> [Stored data entries]:

============

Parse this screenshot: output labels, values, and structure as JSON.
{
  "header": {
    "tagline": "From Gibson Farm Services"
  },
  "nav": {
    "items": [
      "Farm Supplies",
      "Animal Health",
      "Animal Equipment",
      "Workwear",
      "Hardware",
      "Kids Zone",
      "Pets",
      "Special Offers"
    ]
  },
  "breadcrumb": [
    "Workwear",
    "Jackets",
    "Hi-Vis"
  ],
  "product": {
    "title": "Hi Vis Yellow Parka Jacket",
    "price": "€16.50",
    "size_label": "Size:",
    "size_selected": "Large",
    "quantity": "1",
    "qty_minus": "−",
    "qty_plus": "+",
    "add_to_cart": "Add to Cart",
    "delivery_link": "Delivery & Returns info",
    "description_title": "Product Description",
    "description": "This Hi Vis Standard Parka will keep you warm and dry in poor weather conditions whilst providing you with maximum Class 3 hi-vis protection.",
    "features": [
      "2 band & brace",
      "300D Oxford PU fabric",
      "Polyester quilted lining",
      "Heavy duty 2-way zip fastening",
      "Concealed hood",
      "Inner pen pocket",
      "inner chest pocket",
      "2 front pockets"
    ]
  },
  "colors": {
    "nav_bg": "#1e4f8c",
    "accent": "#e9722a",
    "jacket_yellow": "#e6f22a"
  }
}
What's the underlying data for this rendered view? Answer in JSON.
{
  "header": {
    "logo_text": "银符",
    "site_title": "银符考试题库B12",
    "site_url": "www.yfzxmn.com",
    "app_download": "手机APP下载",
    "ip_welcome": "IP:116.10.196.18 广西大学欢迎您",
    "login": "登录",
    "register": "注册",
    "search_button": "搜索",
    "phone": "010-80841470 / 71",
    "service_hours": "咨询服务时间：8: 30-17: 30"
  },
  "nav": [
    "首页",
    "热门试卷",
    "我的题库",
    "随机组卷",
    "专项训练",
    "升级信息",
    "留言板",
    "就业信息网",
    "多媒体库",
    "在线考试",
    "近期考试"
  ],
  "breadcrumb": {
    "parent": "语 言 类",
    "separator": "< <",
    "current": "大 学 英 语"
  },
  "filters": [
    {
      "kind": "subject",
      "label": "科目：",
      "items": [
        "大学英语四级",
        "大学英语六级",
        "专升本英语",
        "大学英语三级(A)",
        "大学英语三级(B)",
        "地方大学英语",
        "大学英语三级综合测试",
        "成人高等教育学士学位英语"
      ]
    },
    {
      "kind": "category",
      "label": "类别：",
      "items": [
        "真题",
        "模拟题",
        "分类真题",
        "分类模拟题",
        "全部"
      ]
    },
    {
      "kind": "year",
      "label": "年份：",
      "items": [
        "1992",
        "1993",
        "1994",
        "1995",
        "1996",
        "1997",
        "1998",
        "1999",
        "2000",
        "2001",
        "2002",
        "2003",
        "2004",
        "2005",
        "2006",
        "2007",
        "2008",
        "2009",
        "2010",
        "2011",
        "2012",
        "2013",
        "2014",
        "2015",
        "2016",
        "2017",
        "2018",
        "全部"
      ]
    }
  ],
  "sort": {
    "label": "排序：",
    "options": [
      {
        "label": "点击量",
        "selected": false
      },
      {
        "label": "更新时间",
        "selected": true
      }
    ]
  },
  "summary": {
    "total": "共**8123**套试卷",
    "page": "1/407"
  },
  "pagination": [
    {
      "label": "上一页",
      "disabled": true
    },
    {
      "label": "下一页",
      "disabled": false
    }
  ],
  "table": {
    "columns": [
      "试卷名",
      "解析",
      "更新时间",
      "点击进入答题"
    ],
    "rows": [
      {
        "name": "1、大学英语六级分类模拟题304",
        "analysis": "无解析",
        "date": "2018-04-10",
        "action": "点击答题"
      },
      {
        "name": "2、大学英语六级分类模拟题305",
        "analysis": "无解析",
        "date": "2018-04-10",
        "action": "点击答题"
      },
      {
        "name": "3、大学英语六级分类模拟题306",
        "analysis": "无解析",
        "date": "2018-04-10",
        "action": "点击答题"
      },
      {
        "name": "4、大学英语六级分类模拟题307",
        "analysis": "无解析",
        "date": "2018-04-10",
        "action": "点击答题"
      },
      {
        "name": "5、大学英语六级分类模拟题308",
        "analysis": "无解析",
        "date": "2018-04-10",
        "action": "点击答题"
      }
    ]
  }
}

============

> [Set exercise]:
Extract every line that has the string "Farm" in it.

> [Solution to this problem]:
    "tagline": "From Gibson Farm Services"
      "Farm Supplies",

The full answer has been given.